--- Start of Provided data ---

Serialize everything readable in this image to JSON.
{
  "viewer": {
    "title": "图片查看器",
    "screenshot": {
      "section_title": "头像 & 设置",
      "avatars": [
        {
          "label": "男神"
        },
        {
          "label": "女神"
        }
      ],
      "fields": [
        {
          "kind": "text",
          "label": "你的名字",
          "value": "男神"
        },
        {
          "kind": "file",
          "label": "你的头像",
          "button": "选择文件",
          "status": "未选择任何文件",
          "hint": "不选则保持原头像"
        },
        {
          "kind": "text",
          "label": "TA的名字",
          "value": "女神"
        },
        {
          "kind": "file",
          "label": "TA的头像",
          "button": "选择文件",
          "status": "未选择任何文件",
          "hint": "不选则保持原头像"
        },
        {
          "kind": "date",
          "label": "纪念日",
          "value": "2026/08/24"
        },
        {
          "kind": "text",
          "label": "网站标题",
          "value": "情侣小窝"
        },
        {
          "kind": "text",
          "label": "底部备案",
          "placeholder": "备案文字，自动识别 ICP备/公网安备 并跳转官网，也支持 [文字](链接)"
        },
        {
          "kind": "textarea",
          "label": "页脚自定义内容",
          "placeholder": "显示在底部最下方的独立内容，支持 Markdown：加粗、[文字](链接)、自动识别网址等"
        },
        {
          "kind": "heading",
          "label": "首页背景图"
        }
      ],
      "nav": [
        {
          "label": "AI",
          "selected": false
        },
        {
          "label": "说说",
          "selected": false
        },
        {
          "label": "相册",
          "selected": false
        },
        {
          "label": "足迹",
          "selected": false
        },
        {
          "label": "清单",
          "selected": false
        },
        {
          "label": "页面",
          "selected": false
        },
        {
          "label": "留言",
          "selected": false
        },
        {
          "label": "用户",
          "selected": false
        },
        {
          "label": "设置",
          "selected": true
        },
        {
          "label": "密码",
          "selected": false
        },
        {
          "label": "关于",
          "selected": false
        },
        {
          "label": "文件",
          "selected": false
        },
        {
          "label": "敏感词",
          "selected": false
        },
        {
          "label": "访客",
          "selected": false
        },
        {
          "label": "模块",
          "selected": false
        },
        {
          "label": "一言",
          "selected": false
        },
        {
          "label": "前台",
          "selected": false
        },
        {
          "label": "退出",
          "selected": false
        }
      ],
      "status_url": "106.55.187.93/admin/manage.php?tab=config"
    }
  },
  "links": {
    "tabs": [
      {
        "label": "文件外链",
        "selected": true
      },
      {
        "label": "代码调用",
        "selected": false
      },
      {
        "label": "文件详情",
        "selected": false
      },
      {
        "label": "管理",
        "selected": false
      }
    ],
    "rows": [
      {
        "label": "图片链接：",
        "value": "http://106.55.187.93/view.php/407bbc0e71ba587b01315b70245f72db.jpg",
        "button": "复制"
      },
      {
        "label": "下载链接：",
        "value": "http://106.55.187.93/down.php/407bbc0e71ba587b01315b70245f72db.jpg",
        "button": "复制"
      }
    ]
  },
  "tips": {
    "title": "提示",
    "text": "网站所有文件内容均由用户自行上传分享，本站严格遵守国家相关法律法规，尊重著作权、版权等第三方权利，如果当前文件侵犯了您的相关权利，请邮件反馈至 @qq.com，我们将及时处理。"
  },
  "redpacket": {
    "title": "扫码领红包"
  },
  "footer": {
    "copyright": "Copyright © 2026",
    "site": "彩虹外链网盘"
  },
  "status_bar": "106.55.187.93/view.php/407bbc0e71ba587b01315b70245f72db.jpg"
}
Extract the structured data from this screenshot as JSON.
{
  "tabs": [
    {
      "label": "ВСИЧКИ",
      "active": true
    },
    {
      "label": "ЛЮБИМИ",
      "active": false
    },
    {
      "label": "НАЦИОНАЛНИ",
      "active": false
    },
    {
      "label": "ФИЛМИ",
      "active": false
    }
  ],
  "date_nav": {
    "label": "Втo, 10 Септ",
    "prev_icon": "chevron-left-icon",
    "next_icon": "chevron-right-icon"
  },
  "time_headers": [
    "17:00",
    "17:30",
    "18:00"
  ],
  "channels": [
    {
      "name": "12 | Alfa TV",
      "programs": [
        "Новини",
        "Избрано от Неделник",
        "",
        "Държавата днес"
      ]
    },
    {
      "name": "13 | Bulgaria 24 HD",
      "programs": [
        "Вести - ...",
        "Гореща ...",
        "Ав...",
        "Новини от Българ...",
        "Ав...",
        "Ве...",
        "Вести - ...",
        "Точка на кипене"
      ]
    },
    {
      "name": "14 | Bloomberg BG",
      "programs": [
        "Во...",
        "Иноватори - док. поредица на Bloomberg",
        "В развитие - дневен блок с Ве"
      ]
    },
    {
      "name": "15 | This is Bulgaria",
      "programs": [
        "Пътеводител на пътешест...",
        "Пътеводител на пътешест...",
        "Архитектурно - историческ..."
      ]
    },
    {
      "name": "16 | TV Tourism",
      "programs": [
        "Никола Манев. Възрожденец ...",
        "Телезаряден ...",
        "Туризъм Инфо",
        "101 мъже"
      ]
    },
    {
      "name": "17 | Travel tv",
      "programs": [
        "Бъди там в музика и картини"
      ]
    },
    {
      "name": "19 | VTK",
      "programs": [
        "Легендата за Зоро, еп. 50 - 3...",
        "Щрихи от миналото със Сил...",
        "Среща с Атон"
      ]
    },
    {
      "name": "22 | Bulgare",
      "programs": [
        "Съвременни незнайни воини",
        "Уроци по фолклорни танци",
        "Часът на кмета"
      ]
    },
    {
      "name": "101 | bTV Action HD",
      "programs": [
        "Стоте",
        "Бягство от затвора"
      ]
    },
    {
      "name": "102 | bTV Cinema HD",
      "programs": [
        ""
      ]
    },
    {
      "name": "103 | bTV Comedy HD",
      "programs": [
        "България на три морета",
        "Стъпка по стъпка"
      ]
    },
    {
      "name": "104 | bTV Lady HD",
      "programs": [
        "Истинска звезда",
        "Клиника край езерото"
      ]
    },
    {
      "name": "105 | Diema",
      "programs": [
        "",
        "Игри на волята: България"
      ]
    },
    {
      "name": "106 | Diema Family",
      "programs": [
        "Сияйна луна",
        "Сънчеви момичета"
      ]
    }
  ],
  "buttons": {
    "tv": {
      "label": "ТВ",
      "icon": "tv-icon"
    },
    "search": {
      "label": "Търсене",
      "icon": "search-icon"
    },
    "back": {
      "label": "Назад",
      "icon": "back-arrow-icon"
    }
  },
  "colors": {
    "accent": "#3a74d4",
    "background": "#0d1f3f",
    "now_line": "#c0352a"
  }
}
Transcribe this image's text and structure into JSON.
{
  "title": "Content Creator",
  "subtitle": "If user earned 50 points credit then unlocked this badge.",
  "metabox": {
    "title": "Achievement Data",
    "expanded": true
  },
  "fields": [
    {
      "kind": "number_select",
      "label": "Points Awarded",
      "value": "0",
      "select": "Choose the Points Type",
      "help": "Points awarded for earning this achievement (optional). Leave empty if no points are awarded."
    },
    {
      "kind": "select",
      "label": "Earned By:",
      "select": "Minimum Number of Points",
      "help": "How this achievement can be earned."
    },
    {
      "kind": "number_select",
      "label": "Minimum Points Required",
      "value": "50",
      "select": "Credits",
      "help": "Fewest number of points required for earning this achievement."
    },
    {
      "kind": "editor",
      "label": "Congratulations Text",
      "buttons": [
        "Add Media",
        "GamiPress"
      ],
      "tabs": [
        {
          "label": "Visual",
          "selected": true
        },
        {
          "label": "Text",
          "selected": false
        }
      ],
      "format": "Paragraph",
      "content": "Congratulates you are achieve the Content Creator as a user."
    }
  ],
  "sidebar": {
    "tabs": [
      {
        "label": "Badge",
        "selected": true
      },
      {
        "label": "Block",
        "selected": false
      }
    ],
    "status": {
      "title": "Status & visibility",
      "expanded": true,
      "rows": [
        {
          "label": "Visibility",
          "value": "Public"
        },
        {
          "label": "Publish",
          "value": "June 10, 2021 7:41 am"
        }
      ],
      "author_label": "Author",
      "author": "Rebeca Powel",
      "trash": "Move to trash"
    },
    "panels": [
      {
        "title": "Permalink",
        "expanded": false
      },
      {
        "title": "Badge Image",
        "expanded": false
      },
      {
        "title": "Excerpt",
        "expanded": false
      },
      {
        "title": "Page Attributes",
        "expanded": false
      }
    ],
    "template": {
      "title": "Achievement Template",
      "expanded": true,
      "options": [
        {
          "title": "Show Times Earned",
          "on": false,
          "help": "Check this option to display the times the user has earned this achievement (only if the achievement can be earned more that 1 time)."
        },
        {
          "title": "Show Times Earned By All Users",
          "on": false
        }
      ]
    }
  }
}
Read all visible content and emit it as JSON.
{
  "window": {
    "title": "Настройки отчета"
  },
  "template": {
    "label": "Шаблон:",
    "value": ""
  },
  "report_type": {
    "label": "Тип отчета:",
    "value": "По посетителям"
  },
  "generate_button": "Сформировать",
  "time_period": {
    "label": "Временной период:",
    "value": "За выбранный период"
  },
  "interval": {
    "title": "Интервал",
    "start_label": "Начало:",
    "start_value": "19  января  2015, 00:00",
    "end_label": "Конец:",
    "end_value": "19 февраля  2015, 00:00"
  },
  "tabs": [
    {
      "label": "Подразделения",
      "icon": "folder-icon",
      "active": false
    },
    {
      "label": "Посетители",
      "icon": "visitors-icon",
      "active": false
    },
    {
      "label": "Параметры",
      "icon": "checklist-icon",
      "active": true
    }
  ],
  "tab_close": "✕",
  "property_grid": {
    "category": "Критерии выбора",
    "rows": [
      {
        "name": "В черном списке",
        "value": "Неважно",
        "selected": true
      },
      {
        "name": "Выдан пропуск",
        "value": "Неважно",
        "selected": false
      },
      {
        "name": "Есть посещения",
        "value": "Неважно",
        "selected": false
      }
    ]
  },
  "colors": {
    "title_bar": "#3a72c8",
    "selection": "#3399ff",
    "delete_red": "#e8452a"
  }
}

--- End of Provided data ---

Report the number of lines in the listing that include the string "icon"; give nothing but the number.

8